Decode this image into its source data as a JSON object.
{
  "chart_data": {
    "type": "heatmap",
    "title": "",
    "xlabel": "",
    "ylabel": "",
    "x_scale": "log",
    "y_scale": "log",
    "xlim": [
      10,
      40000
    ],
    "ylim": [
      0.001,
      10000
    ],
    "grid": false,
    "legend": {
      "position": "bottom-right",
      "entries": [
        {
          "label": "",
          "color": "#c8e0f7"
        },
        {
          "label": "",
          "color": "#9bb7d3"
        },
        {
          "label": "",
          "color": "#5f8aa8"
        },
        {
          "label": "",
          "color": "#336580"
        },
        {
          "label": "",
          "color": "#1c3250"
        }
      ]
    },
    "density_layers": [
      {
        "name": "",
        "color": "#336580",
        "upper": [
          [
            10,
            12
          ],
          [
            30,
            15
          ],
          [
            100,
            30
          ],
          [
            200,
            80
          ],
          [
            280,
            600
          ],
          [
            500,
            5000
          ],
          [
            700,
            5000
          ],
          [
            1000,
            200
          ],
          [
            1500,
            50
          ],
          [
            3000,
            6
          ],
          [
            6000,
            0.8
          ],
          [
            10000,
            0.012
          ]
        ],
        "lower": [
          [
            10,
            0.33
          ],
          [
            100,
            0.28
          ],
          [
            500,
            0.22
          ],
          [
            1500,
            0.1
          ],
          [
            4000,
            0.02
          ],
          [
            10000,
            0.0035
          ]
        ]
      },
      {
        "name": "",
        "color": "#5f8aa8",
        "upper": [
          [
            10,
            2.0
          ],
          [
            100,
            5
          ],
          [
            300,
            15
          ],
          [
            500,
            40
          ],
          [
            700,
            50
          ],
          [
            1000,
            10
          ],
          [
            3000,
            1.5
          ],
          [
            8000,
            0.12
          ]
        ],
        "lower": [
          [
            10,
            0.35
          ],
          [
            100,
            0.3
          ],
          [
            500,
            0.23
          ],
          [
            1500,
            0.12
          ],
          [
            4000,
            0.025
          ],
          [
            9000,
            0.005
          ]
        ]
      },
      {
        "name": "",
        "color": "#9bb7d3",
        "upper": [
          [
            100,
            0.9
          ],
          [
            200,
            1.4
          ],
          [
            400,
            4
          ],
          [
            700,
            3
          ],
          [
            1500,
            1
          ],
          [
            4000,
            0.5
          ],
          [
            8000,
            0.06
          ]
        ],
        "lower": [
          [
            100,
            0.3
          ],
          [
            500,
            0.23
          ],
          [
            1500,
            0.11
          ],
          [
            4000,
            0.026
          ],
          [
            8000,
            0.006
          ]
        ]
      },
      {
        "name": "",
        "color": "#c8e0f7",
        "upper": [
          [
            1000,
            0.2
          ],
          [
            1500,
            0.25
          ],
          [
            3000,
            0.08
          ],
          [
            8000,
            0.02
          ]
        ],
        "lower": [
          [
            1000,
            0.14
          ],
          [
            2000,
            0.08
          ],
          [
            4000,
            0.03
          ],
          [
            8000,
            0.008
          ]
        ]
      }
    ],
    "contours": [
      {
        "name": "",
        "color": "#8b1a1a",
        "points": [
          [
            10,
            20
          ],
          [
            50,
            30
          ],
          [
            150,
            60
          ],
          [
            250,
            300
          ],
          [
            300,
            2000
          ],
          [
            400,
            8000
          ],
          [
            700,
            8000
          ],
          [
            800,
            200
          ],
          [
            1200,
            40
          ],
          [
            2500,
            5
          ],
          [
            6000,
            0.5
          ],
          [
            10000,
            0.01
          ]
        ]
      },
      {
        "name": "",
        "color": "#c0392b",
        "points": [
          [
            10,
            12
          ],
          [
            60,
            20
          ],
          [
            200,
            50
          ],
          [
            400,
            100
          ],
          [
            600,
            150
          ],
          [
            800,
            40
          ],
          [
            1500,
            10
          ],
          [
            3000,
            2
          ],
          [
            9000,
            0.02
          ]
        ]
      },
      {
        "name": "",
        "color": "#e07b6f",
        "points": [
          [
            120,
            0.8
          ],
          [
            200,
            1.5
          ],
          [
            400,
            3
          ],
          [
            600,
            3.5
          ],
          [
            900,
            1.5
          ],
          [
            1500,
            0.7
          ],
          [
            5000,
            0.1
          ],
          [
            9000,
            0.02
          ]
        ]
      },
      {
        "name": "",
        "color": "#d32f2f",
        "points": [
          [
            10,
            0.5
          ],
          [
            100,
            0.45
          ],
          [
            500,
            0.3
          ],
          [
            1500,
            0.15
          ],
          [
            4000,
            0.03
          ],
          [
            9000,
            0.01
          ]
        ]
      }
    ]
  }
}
★ ★ ★ ★ ★
Copy out the whole listing exactly as written.

Decode this image into its source data as a JSON object.
{
  "chart_data": {
    "type": "heatmap",
    "title": "",
    "xlabel": "",
    "ylabel": "",
    "x_scale": "log",
    "y_scale": "log",
    "xlim": [
      10,
      40000
    ],
    "ylim": [
      0.001,
      10000
    ],
    "grid": false,
    "legend": {
      "position": "bottom-right",
      "entries": [
        {
          "label": "",
          "color": "#c8e0f7"
        },
        {
          "label": "",
          "color": "#9bb7d3"
        },
        {
          "label": "",
          "color": "#5f8aa8"
        },
        {
          "label": "",
          "color": "#336580"
        },
        {
          "label": "",
          "color": "#1c3250"
        }
      ]
    },
    "density_layers": [
      {
        "name": "",
        "color": "#336580",
        "upper": [
          [
            10,
            12
          ],
          [
            30,
            15
          ],
          [
            100,
            30
          ],
          [
            200,
            80
          ],
          [
            280,
            600
          ],
          [
            500,
            5000
          ],
          [
            700,
            5000
          ],
          [
            1000,
            200
          ],
          [
            1500,
            50
          ],
          [
            3000,
            6
          ],
          [
            6000,
            0.8
          ],
          [
            10000,
            0.012
          ]
        ],
        "lower": [
          [
            10,
            0.33
          ],
          [
            100,
            0.28
          ],
          [
            500,
            0.22
          ],
          [
            1500,
            0.1
          ],
          [
            4000,
            0.02
          ],
          [
            10000,
            0.0035
          ]
        ]
      },
      {
        "name": "",
        "color": "#5f8aa8",
        "upper": [
          [
            10,
            2.0
          ],
          [
            100,
            5
          ],
          [
            300,
            15
          ],
          [
            500,
            40
          ],
          [
            700,
            50
          ],
          [
            1000,
            10
          ],
          [
            3000,
            1.5
          ],
          [
            8000,
            0.12
          ]
        ],
        "lower": [
          [
            10,
            0.35
          ],
          [
            100,
            0.3
          ],
          [
            500,
            0.23
          ],
          [
            1500,
            0.12
          ],
          [
            4000,
            0.025
          ],
          [
            9000,
            0.005
          ]
        ]
      },
      {
        "name": "",
        "color": "#9bb7d3",
        "upper": [
          [
            100,
            0.9
          ],
          [
            200,
            1.4
          ],
          [
            400,
            4
          ],
          [
            700,
            3
          ],
          [
            1500,
            1
          ],
          [
            4000,
            0.5
          ],
          [
            8000,
            0.06
          ]
        ],
        "lower": [
          [
            100,
            0.3
          ],
          [
            500,
            0.23
          ],
          [
            1500,
            0.11
          ],
          [
            4000,
            0.026
          ],
          [
            8000,
            0.006
          ]
        ]
      },
      {
        "name": "",
        "color": "#c8e0f7",
        "upper": [
          [
            1000,
            0.2
          ],
          [
            1500,
            0.25
          ],
          [
            3000,
            0.08
          ],
          [
            8000,
            0.02
          ]
        ],
        "lower": [
          [
            1000,
            0.14
          ],
          [
            2000,
            0.08
          ],
          [
            4000,
            0.03
          ],
          [
            8000,
            0.008
          ]
        ]
      }
    ],
    "contours": [
      {
        "name": "",
        "color": "#8b1a1a",
        "points": [
          [
            10,
            20
          ],
          [
            50,
            30
          ],
          [
            150,
            60
          ],
          [
            250,
            300
          ],
          [
            300,
            2000
          ],
          [
            400,
            8000
          ],
          [
            700,
            8000
          ],
          [
            800,
            200
          ],
          [
            1200,
            40
          ],
          [
            2500,
            5
          ],
          [
            6000,
            0.5
          ],
          [
            10000,
            0.01
          ]
        ]
      },
      {
        "name": "",
        "color": "#c0392b",
        "points": [
          [
            10,
            12
          ],
          [
            60,
            20
          ],
          [
            200,
            50
          ],
          [
            400,
            100
          ],
          [
            600,
            150
          ],
          [
            800,
            40
          ],
          [
            1500,
            10
          ],
          [
            3000,
            2
          ],
          [
            9000,
            0.02
          ]
        ]
      },
      {
        "name": "",
        "color": "#e07b6f",
        "points": [
          [
            120,
            0.8
          ],
          [
            200,
            1.5
          ],
          [
            400,
            3
          ],
          [
            600,
            3.5
          ],
          [
            900,
            1.5
          ],
          [
            1500,
            0.7
          ],
          [
            5000,
            0.1
          ],
          [
            9000,
            0.02
          ]
        ]
      },
      {
        "name": "",
        "color": "#d32f2f",
        "points": [
          [
            10,
            0.5
          ],
          [
            100,
            0.45
          ],
          [
            500,
            0.3
          ],
          [
            1500,
            0.15
          ],
          [
            4000,
            0.03
          ],
          [
            9000,
            0.01
          ]
        ]
      }
    ]
  }
}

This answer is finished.